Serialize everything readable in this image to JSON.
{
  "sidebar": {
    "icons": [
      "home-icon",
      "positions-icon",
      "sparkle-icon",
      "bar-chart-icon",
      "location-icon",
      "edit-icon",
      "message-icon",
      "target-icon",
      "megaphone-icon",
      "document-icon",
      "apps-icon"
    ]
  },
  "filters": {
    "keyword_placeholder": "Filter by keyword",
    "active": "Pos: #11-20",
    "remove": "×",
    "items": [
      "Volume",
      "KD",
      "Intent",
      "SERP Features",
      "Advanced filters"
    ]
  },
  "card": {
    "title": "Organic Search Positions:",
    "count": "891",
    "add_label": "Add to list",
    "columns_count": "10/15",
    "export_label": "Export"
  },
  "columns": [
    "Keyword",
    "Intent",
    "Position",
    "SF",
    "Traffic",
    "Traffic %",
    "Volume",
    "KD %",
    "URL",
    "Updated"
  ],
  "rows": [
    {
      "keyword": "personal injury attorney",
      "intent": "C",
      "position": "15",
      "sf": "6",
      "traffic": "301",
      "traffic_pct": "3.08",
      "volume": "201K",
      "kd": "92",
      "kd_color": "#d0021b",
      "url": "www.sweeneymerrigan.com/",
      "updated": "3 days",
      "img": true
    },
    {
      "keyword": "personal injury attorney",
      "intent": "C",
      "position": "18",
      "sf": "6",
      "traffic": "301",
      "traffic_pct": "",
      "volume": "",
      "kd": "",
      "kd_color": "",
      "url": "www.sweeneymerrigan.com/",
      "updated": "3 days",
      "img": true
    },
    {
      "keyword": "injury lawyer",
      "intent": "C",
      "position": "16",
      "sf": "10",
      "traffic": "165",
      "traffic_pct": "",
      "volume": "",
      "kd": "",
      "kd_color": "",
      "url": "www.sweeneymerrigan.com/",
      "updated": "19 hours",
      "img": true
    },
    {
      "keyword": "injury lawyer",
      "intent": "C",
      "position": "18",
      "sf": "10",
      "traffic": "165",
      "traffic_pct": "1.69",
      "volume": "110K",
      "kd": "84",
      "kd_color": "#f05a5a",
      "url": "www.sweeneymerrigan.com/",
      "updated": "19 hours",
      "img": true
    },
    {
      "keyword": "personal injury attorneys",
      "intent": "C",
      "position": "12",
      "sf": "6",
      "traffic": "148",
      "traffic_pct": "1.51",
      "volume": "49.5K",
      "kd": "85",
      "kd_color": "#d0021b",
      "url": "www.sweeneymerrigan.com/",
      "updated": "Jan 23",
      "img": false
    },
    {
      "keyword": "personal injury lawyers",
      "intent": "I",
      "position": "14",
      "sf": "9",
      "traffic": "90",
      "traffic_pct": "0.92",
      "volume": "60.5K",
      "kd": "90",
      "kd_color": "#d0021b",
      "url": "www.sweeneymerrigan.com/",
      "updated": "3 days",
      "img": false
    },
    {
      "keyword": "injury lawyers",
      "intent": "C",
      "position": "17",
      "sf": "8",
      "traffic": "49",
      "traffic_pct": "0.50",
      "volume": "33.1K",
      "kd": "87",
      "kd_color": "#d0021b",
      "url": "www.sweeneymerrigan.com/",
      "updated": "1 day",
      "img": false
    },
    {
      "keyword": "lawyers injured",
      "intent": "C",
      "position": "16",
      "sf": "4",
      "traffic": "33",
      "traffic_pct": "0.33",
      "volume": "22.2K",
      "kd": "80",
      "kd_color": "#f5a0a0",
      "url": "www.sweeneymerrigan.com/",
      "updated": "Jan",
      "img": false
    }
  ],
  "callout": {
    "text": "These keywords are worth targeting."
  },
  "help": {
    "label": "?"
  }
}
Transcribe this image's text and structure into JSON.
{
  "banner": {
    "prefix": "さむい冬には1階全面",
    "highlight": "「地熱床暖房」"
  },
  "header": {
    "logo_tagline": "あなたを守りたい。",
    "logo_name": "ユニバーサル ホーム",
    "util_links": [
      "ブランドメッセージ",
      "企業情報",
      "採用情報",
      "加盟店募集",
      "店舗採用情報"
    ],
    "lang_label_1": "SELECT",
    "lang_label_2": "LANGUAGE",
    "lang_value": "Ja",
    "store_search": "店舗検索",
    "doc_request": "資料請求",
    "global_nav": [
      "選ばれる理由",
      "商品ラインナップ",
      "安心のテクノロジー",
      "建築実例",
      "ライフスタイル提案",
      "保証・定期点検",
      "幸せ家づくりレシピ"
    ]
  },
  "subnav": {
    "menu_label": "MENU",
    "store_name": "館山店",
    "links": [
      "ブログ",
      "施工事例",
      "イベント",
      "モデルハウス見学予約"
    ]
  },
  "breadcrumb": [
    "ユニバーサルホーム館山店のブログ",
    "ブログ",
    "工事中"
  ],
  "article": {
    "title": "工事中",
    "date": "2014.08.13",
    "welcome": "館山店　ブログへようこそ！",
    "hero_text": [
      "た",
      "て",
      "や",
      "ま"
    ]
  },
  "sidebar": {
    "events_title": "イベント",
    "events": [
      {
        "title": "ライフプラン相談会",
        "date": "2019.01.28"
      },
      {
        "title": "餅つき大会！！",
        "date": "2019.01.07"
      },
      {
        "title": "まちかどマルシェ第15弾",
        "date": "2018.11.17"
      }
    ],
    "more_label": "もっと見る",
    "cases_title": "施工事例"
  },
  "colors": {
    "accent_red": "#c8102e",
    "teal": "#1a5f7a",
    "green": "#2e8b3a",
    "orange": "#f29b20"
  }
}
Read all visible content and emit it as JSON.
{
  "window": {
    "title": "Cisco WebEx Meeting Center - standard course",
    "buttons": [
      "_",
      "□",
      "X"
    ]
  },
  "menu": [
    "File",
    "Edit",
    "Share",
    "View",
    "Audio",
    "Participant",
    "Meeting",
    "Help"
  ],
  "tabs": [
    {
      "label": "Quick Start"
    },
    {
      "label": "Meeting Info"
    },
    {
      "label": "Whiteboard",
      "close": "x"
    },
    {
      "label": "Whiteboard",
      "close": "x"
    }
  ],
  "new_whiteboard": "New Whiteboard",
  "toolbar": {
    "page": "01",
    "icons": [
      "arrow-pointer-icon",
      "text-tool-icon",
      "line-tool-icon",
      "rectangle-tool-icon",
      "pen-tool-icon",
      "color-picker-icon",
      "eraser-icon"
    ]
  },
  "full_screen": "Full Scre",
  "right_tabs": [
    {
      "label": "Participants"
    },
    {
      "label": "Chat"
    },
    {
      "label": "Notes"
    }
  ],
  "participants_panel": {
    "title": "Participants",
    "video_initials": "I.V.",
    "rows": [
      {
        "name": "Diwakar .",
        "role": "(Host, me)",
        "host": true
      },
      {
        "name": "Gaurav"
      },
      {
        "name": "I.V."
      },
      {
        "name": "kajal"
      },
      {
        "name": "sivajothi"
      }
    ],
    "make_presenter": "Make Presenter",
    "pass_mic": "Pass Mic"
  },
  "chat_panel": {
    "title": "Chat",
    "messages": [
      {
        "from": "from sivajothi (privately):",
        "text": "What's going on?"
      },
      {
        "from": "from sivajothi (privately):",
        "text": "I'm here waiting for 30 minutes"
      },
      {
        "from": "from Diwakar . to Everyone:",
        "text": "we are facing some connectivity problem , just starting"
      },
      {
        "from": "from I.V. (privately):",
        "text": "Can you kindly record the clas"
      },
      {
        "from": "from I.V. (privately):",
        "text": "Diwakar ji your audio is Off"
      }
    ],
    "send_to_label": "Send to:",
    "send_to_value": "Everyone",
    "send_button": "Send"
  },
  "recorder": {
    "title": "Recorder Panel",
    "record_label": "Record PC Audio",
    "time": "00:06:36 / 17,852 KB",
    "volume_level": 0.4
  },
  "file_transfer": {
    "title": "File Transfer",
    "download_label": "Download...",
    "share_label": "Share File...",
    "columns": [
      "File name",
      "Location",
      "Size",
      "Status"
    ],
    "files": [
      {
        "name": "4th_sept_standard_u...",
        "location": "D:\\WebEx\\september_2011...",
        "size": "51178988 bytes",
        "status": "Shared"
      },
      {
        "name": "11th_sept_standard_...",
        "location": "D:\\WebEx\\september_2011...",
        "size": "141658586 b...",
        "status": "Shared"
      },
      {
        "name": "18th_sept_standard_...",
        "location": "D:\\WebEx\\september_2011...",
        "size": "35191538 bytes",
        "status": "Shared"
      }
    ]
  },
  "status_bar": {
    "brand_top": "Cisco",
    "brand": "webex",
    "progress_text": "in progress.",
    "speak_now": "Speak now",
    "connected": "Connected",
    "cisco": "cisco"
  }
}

▬▬▬▬▬▬

## Work to do
Select from the material above each line in which the string "Meeting" appears, and list those lines.

## Exercise result
    "title": "Cisco WebEx Meeting Center - standard course",
    "Meeting",
      "label": "Meeting Info"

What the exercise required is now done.